● **What is needed**
Count how many lines contain "checked" and reply with that number only.

####################

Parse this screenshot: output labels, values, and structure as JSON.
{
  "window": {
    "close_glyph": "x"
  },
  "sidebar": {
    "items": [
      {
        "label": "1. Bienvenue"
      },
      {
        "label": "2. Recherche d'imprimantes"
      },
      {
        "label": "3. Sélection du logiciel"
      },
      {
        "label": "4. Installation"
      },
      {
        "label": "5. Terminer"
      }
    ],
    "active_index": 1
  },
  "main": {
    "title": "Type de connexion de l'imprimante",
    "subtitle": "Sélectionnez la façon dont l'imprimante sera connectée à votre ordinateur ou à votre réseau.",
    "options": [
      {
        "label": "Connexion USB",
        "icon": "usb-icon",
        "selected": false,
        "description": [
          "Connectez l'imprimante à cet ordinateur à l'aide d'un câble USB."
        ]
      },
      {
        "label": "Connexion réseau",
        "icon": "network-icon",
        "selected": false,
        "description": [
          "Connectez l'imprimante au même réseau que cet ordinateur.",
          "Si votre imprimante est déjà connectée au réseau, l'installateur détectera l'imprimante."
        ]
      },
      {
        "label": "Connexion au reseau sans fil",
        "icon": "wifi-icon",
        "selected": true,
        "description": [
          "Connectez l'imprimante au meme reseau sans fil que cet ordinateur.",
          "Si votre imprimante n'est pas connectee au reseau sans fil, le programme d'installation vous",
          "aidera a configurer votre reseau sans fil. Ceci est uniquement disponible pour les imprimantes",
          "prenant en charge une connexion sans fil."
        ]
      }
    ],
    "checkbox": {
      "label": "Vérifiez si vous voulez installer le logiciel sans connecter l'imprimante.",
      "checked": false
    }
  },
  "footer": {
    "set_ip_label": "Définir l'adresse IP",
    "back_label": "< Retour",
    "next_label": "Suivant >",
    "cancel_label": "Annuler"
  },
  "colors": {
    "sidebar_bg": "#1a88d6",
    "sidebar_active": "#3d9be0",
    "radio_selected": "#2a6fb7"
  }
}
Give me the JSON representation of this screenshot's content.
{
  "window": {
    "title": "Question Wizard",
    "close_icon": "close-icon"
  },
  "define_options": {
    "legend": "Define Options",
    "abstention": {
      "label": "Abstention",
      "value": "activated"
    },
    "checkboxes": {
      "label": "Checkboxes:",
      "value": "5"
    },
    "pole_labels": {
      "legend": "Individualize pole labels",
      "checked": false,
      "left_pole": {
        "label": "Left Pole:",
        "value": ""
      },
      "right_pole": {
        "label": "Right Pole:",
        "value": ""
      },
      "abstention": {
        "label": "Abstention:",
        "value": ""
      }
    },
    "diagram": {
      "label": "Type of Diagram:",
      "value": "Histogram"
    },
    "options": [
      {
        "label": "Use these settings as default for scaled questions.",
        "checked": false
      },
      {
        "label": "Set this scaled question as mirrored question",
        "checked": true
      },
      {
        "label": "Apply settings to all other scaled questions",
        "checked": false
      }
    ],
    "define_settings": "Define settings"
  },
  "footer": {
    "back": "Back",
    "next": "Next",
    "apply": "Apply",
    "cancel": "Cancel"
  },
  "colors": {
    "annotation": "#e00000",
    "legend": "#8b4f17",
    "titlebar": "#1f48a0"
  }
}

####################

● **Finished task**
5